**BRIEF:** Copy every line from the data below in which the string "Номер" can be found.

**Stored dataset items:**
▬▬▬▬▬▬
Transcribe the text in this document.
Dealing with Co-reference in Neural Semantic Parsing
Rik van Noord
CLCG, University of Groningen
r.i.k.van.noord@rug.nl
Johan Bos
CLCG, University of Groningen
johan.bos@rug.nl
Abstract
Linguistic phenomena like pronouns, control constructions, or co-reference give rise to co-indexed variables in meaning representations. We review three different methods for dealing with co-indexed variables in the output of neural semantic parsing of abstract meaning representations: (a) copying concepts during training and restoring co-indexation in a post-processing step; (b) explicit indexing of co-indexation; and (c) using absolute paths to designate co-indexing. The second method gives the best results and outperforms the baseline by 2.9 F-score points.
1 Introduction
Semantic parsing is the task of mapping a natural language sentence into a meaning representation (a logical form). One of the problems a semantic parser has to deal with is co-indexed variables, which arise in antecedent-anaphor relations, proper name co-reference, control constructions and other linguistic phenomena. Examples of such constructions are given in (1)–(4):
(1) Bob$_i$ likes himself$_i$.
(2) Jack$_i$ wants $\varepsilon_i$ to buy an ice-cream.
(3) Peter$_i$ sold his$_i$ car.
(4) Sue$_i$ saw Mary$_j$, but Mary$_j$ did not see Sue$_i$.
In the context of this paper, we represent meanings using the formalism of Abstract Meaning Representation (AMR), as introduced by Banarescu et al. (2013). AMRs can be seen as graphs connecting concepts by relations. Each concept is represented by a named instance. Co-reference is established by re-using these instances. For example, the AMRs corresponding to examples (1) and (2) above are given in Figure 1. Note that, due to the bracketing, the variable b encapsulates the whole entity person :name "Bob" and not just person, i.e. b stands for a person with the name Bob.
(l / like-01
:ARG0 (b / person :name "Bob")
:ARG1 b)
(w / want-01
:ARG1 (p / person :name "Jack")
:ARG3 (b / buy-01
▬▬▬▬▬▬
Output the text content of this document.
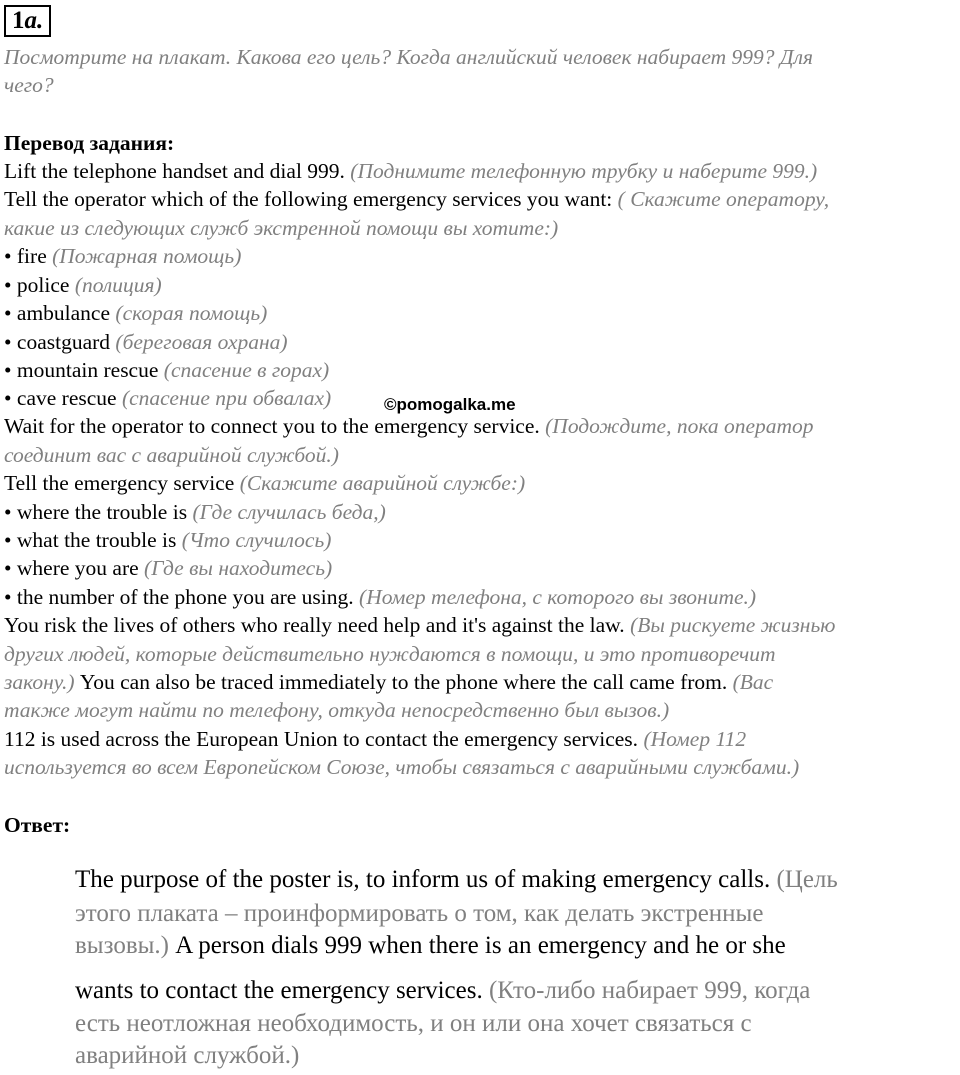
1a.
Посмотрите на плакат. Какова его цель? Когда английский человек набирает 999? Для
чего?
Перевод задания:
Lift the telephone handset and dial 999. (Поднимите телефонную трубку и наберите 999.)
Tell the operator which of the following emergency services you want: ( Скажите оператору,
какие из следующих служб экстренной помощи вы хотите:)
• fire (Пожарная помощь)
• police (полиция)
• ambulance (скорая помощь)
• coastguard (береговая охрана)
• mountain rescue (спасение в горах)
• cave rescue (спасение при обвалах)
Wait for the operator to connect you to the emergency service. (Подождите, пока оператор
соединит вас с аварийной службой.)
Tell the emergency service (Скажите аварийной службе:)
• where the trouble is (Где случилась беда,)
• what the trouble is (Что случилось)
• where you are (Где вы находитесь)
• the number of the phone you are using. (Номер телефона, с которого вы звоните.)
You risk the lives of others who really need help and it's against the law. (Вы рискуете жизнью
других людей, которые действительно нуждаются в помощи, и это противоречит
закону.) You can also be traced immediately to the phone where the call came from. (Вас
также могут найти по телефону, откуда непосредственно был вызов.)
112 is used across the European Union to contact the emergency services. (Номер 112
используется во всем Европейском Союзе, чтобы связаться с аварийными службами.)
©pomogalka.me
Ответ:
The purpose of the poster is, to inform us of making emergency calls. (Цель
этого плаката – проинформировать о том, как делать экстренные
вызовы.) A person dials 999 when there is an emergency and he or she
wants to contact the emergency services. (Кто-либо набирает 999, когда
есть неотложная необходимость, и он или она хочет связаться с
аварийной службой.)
▬▬▬▬▬▬
**CORRECT RESULT:**
• the number of the phone you are using. (Номер телефона, с которого вы звоните.)
112 is used across the European Union to contact the emergency services. (Номер 112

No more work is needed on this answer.